■ **Provided records**
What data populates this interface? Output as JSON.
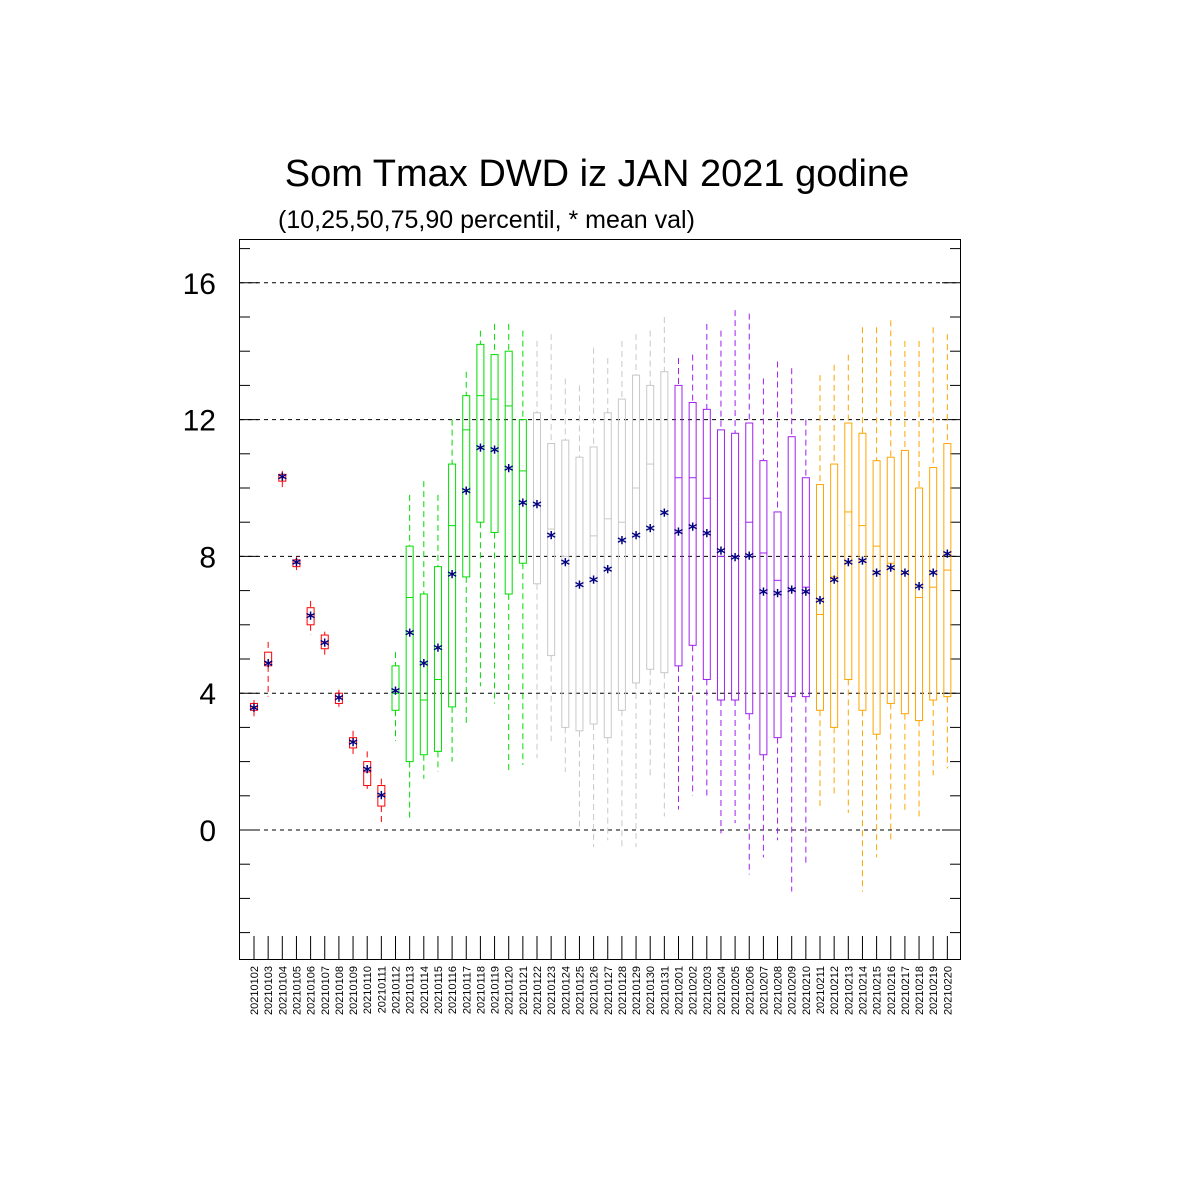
{
  "chart_data": {
    "type": "box",
    "title": "Som Tmax DWD iz JAN 2021 godine",
    "subtitle": "(10,25,50,75,90 percentil, * mean val)",
    "xlabel": "",
    "ylabel": "",
    "ylim": [
      -3.0,
      17.0
    ],
    "yticks": [
      0,
      4,
      8,
      12,
      16
    ],
    "grid": "horizontal dashed at major ticks",
    "colors": {
      "red": "#ff0000",
      "green": "#00dd00",
      "gray": "#c8c8c8",
      "purple": "#a020f0",
      "orange": "#ffa500",
      "mean": "#000080"
    },
    "categories": [
      "20210102",
      "20210103",
      "20210104",
      "20210105",
      "20210106",
      "20210107",
      "20210108",
      "20210109",
      "20210110",
      "20210111",
      "20210112",
      "20210113",
      "20210114",
      "20210115",
      "20210116",
      "20210117",
      "20210118",
      "20210119",
      "20210120",
      "20210121",
      "20210122",
      "20210123",
      "20210124",
      "20210125",
      "20210126",
      "20210127",
      "20210128",
      "20210129",
      "20210130",
      "20210131",
      "20210201",
      "20210202",
      "20210203",
      "20210204",
      "20210205",
      "20210206",
      "20210207",
      "20210208",
      "20210209",
      "20210210",
      "20210211",
      "20210212",
      "20210213",
      "20210214",
      "20210215",
      "20210216",
      "20210217",
      "20210218",
      "20210219",
      "20210220"
    ],
    "boxes": [
      {
        "color": "red",
        "p10": 3.3,
        "p25": 3.5,
        "p50": 3.6,
        "p75": 3.7,
        "p90": 3.8,
        "mean": 3.55
      },
      {
        "color": "red",
        "p10": 3.9,
        "p25": 4.8,
        "p50": 4.9,
        "p75": 5.2,
        "p90": 5.5,
        "mean": 4.85
      },
      {
        "color": "red",
        "p10": 10.0,
        "p25": 10.2,
        "p50": 10.3,
        "p75": 10.4,
        "p90": 10.5,
        "mean": 10.3
      },
      {
        "color": "red",
        "p10": 7.6,
        "p25": 7.7,
        "p50": 7.8,
        "p75": 7.9,
        "p90": 8.0,
        "mean": 7.8
      },
      {
        "color": "red",
        "p10": 5.7,
        "p25": 6.0,
        "p50": 6.3,
        "p75": 6.5,
        "p90": 6.7,
        "mean": 6.25
      },
      {
        "color": "red",
        "p10": 5.1,
        "p25": 5.3,
        "p50": 5.5,
        "p75": 5.7,
        "p90": 5.8,
        "mean": 5.45
      },
      {
        "color": "red",
        "p10": 3.6,
        "p25": 3.7,
        "p50": 3.9,
        "p75": 4.0,
        "p90": 4.1,
        "mean": 3.85
      },
      {
        "color": "red",
        "p10": 2.2,
        "p25": 2.4,
        "p50": 2.6,
        "p75": 2.7,
        "p90": 2.9,
        "mean": 2.55
      },
      {
        "color": "red",
        "p10": 1.2,
        "p25": 1.3,
        "p50": 1.7,
        "p75": 2.0,
        "p90": 2.3,
        "mean": 1.75
      },
      {
        "color": "red",
        "p10": 0.2,
        "p25": 0.7,
        "p50": 1.0,
        "p75": 1.3,
        "p90": 1.5,
        "mean": 1.0
      },
      {
        "color": "green",
        "p10": 2.6,
        "p25": 3.5,
        "p50": 4.0,
        "p75": 4.8,
        "p90": 5.2,
        "mean": 4.05
      },
      {
        "color": "green",
        "p10": 0.3,
        "p25": 2.0,
        "p50": 6.8,
        "p75": 8.3,
        "p90": 9.8,
        "mean": 5.75
      },
      {
        "color": "green",
        "p10": 1.5,
        "p25": 2.2,
        "p50": 3.8,
        "p75": 6.9,
        "p90": 10.2,
        "mean": 4.85
      },
      {
        "color": "green",
        "p10": 1.7,
        "p25": 2.3,
        "p50": 4.4,
        "p75": 7.7,
        "p90": 9.8,
        "mean": 5.3
      },
      {
        "color": "green",
        "p10": 2.0,
        "p25": 3.6,
        "p50": 8.9,
        "p75": 10.7,
        "p90": 12.0,
        "mean": 7.45
      },
      {
        "color": "green",
        "p10": 3.1,
        "p25": 7.4,
        "p50": 11.7,
        "p75": 12.7,
        "p90": 13.4,
        "mean": 9.9
      },
      {
        "color": "green",
        "p10": 4.2,
        "p25": 9.0,
        "p50": 12.7,
        "p75": 14.2,
        "p90": 14.6,
        "mean": 11.15
      },
      {
        "color": "green",
        "p10": 3.7,
        "p25": 8.7,
        "p50": 12.6,
        "p75": 13.9,
        "p90": 14.8,
        "mean": 11.1
      },
      {
        "color": "green",
        "p10": 1.7,
        "p25": 6.9,
        "p50": 12.4,
        "p75": 14.0,
        "p90": 14.8,
        "mean": 10.55
      },
      {
        "color": "green",
        "p10": 1.9,
        "p25": 7.8,
        "p50": 10.5,
        "p75": 12.0,
        "p90": 14.6,
        "mean": 9.55
      },
      {
        "color": "gray",
        "p10": 2.1,
        "p25": 7.2,
        "p50": 9.5,
        "p75": 12.2,
        "p90": 14.3,
        "mean": 9.5
      },
      {
        "color": "gray",
        "p10": 2.6,
        "p25": 5.1,
        "p50": 8.8,
        "p75": 11.3,
        "p90": 14.5,
        "mean": 8.6
      },
      {
        "color": "gray",
        "p10": 1.7,
        "p25": 3.0,
        "p50": 8.0,
        "p75": 11.4,
        "p90": 13.2,
        "mean": 7.8
      },
      {
        "color": "gray",
        "p10": 0.1,
        "p25": 2.9,
        "p50": 7.2,
        "p75": 10.9,
        "p90": 13.0,
        "mean": 7.15
      },
      {
        "color": "gray",
        "p10": -0.5,
        "p25": 3.1,
        "p50": 8.6,
        "p75": 11.2,
        "p90": 14.1,
        "mean": 7.3
      },
      {
        "color": "gray",
        "p10": -0.3,
        "p25": 2.7,
        "p50": 9.1,
        "p75": 12.2,
        "p90": 13.8,
        "mean": 7.6
      },
      {
        "color": "gray",
        "p10": -0.6,
        "p25": 3.5,
        "p50": 9.0,
        "p75": 12.6,
        "p90": 14.3,
        "mean": 8.45
      },
      {
        "color": "gray",
        "p10": -0.5,
        "p25": 4.3,
        "p50": 10.0,
        "p75": 13.3,
        "p90": 14.5,
        "mean": 8.6
      },
      {
        "color": "gray",
        "p10": 1.6,
        "p25": 4.7,
        "p50": 10.7,
        "p75": 13.0,
        "p90": 14.6,
        "mean": 8.8
      },
      {
        "color": "gray",
        "p10": 0.4,
        "p25": 4.6,
        "p50": 9.3,
        "p75": 13.4,
        "p90": 15.0,
        "mean": 9.25
      },
      {
        "color": "purple",
        "p10": 0.6,
        "p25": 4.8,
        "p50": 10.3,
        "p75": 13.0,
        "p90": 13.8,
        "mean": 8.7
      },
      {
        "color": "purple",
        "p10": 1.0,
        "p25": 5.4,
        "p50": 10.3,
        "p75": 12.5,
        "p90": 13.9,
        "mean": 8.85
      },
      {
        "color": "purple",
        "p10": 0.9,
        "p25": 4.4,
        "p50": 9.7,
        "p75": 12.3,
        "p90": 14.8,
        "mean": 8.65
      },
      {
        "color": "purple",
        "p10": -0.1,
        "p25": 3.8,
        "p50": 8.0,
        "p75": 11.7,
        "p90": 14.6,
        "mean": 8.15
      },
      {
        "color": "purple",
        "p10": 0.2,
        "p25": 3.8,
        "p50": 8.0,
        "p75": 11.6,
        "p90": 15.2,
        "mean": 7.95
      },
      {
        "color": "purple",
        "p10": -1.3,
        "p25": 3.4,
        "p50": 9.0,
        "p75": 11.9,
        "p90": 15.1,
        "mean": 8.0
      },
      {
        "color": "purple",
        "p10": -0.8,
        "p25": 2.2,
        "p50": 8.1,
        "p75": 10.8,
        "p90": 13.2,
        "mean": 6.95
      },
      {
        "color": "purple",
        "p10": -0.3,
        "p25": 2.7,
        "p50": 7.3,
        "p75": 9.3,
        "p90": 13.7,
        "mean": 6.9
      },
      {
        "color": "purple",
        "p10": -1.8,
        "p25": 3.9,
        "p50": 7.0,
        "p75": 11.5,
        "p90": 13.5,
        "mean": 7.0
      },
      {
        "color": "purple",
        "p10": -1.0,
        "p25": 3.9,
        "p50": 7.1,
        "p75": 10.3,
        "p90": 12.0,
        "mean": 6.95
      },
      {
        "color": "orange",
        "p10": 0.7,
        "p25": 3.5,
        "p50": 6.3,
        "p75": 10.1,
        "p90": 13.3,
        "mean": 6.7
      },
      {
        "color": "orange",
        "p10": 1.0,
        "p25": 3.0,
        "p50": 7.4,
        "p75": 10.7,
        "p90": 13.6,
        "mean": 7.3
      },
      {
        "color": "orange",
        "p10": 0.5,
        "p25": 4.4,
        "p50": 9.3,
        "p75": 11.9,
        "p90": 13.9,
        "mean": 7.8
      },
      {
        "color": "orange",
        "p10": -1.8,
        "p25": 3.5,
        "p50": 8.9,
        "p75": 11.6,
        "p90": 14.7,
        "mean": 7.85
      },
      {
        "color": "orange",
        "p10": -0.8,
        "p25": 2.8,
        "p50": 8.3,
        "p75": 10.8,
        "p90": 14.7,
        "mean": 7.5
      },
      {
        "color": "orange",
        "p10": -0.4,
        "p25": 3.7,
        "p50": 7.8,
        "p75": 10.9,
        "p90": 14.9,
        "mean": 7.65
      },
      {
        "color": "orange",
        "p10": 0.5,
        "p25": 3.4,
        "p50": 7.5,
        "p75": 11.1,
        "p90": 14.3,
        "mean": 7.5
      },
      {
        "color": "orange",
        "p10": 0.4,
        "p25": 3.2,
        "p50": 6.8,
        "p75": 10.0,
        "p90": 14.3,
        "mean": 7.1
      },
      {
        "color": "orange",
        "p10": 1.6,
        "p25": 3.8,
        "p50": 7.1,
        "p75": 10.6,
        "p90": 14.7,
        "mean": 7.5
      },
      {
        "color": "orange",
        "p10": 1.8,
        "p25": 3.9,
        "p50": 7.6,
        "p75": 11.3,
        "p90": 14.5,
        "mean": 8.05
      }
    ]
  }
}
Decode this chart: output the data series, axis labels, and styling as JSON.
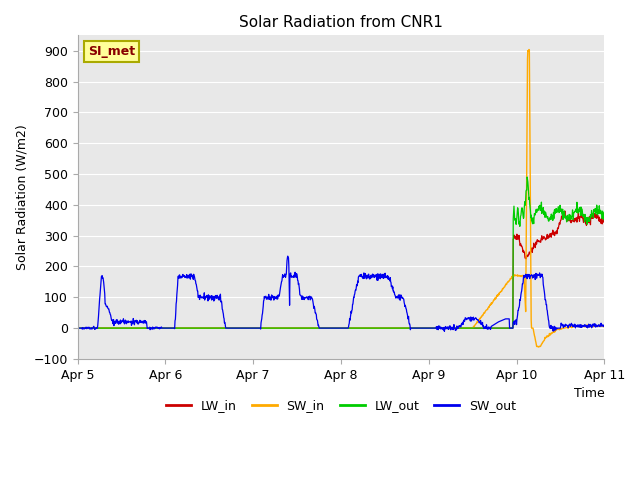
{
  "title": "Solar Radiation from CNR1",
  "ylabel": "Solar Radiation (W/m2)",
  "xlabel": "Time",
  "ylim": [
    -100,
    950
  ],
  "xlim_start": 0,
  "xlim_end": 144,
  "x_tick_labels": [
    "Apr 5",
    "Apr 6",
    "Apr 7",
    "Apr 8",
    "Apr 9",
    "Apr 10",
    "Apr 11"
  ],
  "x_tick_positions": [
    0,
    24,
    48,
    72,
    96,
    120,
    144
  ],
  "yticks": [
    -100,
    0,
    100,
    200,
    300,
    400,
    500,
    600,
    700,
    800,
    900
  ],
  "colors": {
    "LW_in": "#cc0000",
    "SW_in": "#ffaa00",
    "LW_out": "#00cc00",
    "SW_out": "#0000ee"
  },
  "bg_color": "#e8e8e8",
  "annotation_text": "SI_met",
  "annotation_color": "#880000",
  "annotation_bg": "#ffff99"
}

■ **Given request**
Among the lines above, how many contain the string "Radiation"? State the number alone.

■ **Response to this exercise**
2